▶ What you are asked to do:
Below is a block of records; repeat all of them exactly.

▶ Given data:
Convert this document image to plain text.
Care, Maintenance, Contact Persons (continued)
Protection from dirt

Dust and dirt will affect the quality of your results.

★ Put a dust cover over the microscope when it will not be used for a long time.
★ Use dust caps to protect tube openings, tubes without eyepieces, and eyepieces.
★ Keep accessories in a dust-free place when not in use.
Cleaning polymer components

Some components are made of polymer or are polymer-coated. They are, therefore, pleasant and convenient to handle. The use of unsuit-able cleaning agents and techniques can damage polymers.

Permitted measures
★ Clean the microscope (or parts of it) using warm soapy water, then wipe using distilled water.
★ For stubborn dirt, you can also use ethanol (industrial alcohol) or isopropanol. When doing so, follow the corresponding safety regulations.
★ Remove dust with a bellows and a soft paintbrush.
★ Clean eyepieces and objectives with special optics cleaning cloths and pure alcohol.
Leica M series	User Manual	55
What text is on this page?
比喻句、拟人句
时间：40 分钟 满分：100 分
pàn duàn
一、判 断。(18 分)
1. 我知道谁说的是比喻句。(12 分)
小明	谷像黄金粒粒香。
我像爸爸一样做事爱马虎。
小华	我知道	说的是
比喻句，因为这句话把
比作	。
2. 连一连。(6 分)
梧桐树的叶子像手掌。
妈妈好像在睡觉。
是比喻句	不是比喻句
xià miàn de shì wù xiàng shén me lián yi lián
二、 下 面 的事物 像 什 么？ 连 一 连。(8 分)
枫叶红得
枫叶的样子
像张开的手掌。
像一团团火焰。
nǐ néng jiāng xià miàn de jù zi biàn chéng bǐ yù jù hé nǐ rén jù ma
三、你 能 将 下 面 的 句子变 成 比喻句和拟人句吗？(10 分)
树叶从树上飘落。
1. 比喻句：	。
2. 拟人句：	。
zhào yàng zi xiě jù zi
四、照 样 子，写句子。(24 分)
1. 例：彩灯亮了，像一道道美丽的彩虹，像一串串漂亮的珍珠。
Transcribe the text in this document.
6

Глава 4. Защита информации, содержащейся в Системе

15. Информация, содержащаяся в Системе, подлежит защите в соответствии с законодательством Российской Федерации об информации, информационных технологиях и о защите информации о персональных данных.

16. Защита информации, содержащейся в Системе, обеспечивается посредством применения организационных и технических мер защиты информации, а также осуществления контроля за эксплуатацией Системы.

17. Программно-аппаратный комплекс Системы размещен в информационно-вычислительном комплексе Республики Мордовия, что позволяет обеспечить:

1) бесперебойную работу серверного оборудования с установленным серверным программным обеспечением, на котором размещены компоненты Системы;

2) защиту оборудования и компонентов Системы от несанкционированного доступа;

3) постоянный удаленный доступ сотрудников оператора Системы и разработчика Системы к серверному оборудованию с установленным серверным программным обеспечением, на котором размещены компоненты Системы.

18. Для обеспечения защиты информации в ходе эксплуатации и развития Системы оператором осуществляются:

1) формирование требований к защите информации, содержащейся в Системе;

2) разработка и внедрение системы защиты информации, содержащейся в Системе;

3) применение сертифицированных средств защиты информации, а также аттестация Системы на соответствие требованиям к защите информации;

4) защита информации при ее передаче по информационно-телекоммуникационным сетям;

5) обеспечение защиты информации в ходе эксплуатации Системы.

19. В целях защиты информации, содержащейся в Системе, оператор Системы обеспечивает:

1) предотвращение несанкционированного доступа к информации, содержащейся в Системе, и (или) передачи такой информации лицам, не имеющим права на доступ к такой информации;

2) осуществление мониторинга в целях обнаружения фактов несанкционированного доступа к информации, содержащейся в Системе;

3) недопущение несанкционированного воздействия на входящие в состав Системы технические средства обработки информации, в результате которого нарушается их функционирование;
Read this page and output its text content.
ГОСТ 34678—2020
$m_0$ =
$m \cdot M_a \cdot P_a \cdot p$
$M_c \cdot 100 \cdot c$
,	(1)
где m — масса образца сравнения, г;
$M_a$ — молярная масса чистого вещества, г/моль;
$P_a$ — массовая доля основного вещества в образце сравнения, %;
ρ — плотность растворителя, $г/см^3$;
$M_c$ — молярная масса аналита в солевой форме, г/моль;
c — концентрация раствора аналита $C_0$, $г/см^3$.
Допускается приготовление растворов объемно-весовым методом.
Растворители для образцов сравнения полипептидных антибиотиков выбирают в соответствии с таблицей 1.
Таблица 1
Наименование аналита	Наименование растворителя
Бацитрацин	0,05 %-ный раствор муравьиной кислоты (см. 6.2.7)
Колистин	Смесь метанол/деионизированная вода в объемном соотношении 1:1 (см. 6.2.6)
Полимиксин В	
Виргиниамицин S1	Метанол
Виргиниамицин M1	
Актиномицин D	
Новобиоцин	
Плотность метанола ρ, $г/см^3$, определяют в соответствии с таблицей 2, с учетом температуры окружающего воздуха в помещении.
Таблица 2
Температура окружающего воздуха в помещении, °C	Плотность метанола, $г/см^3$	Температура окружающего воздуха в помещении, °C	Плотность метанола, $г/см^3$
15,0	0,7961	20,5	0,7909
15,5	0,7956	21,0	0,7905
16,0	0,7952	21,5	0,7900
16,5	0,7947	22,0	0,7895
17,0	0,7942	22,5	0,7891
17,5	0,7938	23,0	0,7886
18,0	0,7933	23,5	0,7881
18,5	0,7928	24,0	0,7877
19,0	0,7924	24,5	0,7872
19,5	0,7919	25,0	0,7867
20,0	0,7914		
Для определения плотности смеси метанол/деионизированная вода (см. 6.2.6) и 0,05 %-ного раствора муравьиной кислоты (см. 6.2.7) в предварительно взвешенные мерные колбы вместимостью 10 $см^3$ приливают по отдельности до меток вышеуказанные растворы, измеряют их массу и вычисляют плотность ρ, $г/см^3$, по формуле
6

▶ Reply to the task:
Convert this document image to plain text.
Care, Maintenance, Contact Persons (continued)
Protection from dirt

Dust and dirt will affect the quality of your results.

★ Put a dust cover over the microscope when it will not be used for a long time.
★ Use dust caps to protect tube openings, tubes without eyepieces, and eyepieces.
★ Keep accessories in a dust-free place when not in use.
Cleaning polymer components

Some components are made of polymer or are polymer-coated. They are, therefore, pleasant and convenient to handle. The use of unsuit-able cleaning agents and techniques can damage polymers.

Permitted measures
★ Clean the microscope (or parts of it) using warm soapy water, then wipe using distilled water.
★ For stubborn dirt, you can also use ethanol (industrial alcohol) or isopropanol. When doing so, follow the corresponding safety regulations.
★ Remove dust with a bellows and a soft paintbrush.
★ Clean eyepieces and objectives with special optics cleaning cloths and pure alcohol.
Leica M series	User Manual	55
What text is on this page?
比喻句、拟人句
时间：40 分钟 满分：100 分
pàn duàn
一、判 断。(18 分)
1. 我知道谁说的是比喻句。(12 分)
小明	谷像黄金粒粒香。
我像爸爸一样做事爱马虎。
小华	我知道	说的是
比喻句，因为这句话把
比作	。
2. 连一连。(6 分)
梧桐树的叶子像手掌。
妈妈好像在睡觉。
是比喻句	不是比喻句
xià miàn de shì wù xiàng shén me lián yi lián
二、 下 面 的事物 像 什 么？ 连 一 连。(8 分)
枫叶红得
枫叶的样子
像张开的手掌。
像一团团火焰。
nǐ néng jiāng xià miàn de jù zi biàn chéng bǐ yù jù hé nǐ rén jù ma
三、你 能 将 下 面 的 句子变 成 比喻句和拟人句吗？(10 分)
树叶从树上飘落。
1. 比喻句：	。
2. 拟人句：	。
zhào yàng zi xiě jù zi
四、照 样 子，写句子。(24 分)
1. 例：彩灯亮了，像一道道美丽的彩虹，像一串串漂亮的珍珠。
Transcribe the text in this document.
6

Глава 4. Защита информации, содержащейся в Системе

15. Информация, содержащаяся в Системе, подлежит защите в соответствии с законодательством Российской Федерации об информации, информационных технологиях и о защите информации о персональных данных.

16. Защита информации, содержащейся в Системе, обеспечивается посредством применения организационных и технических мер защиты информации, а также осуществления контроля за эксплуатацией Системы.

17. Программно-аппаратный комплекс Системы размещен в информационно-вычислительном комплексе Республики Мордовия, что позволяет обеспечить:

1) бесперебойную работу серверного оборудования с установленным серверным программным обеспечением, на котором размещены компоненты Системы;

2) защиту оборудования и компонентов Системы от несанкционированного доступа;

3) постоянный удаленный доступ сотрудников оператора Системы и разработчика Системы к серверному оборудованию с установленным серверным программным обеспечением, на котором размещены компоненты Системы.

18. Для обеспечения защиты информации в ходе эксплуатации и развития Системы оператором осуществляются:

1) формирование требований к защите информации, содержащейся в Системе;

2) разработка и внедрение системы защиты информации, содержащейся в Системе;

3) применение сертифицированных средств защиты информации, а также аттестация Системы на соответствие требованиям к защите информации;

4) защита информации при ее передаче по информационно-телекоммуникационным сетям;

5) обеспечение защиты информации в ходе эксплуатации Системы.

19. В целях защиты информации, содержащейся в Системе, оператор Системы обеспечивает:

1) предотвращение несанкционированного доступа к информации, содержащейся в Системе, и (или) передачи такой информации лицам, не имеющим права на доступ к такой информации;

2) осуществление мониторинга в целях обнаружения фактов несанкционированного доступа к информации, содержащейся в Системе;

3) недопущение несанкционированного воздействия на входящие в состав Системы технические средства обработки информации, в результате которого нарушается их функционирование;
Read this page and output its text content.
ГОСТ 34678—2020
$m_0$ =
$m \cdot M_a \cdot P_a \cdot p$
$M_c \cdot 100 \cdot c$
,	(1)
где m — масса образца сравнения, г;
$M_a$ — молярная масса чистого вещества, г/моль;
$P_a$ — массовая доля основного вещества в образце сравнения, %;
ρ — плотность растворителя, $г/см^3$;
$M_c$ — молярная масса аналита в солевой форме, г/моль;
c — концентрация раствора аналита $C_0$, $г/см^3$.
Допускается приготовление растворов объемно-весовым методом.
Растворители для образцов сравнения полипептидных антибиотиков выбирают в соответствии с таблицей 1.
Таблица 1
Наименование аналита	Наименование растворителя
Бацитрацин	0,05 %-ный раствор муравьиной кислоты (см. 6.2.7)
Колистин	Смесь метанол/деионизированная вода в объемном соотношении 1:1 (см. 6.2.6)
Полимиксин В	
Виргиниамицин S1	Метанол
Виргиниамицин M1	
Актиномицин D	
Новобиоцин	
Плотность метанола ρ, $г/см^3$, определяют в соответствии с таблицей 2, с учетом температуры окружающего воздуха в помещении.
Таблица 2
Температура окружающего воздуха в помещении, °C	Плотность метанола, $г/см^3$	Температура окружающего воздуха в помещении, °C	Плотность метанола, $г/см^3$
15,0	0,7961	20,5	0,7909
15,5	0,7956	21,0	0,7905
16,0	0,7952	21,5	0,7900
16,5	0,7947	22,0	0,7895
17,0	0,7942	22,5	0,7891
17,5	0,7938	23,0	0,7886
18,0	0,7933	23,5	0,7881
18,5	0,7928	24,0	0,7877
19,0	0,7924	24,5	0,7872
19,5	0,7919	25,0	0,7867
20,0	0,7914		
Для определения плотности смеси метанол/деионизированная вода (см. 6.2.6) и 0,05 %-ного раствора муравьиной кислоты (см. 6.2.7) в предварительно взвешенные мерные колбы вместимостью 10 $см^3$ приливают по отдельности до меток вышеуказанные растворы, измеряют их массу и вычисляют плотность ρ, $г/см^3$, по формуле
6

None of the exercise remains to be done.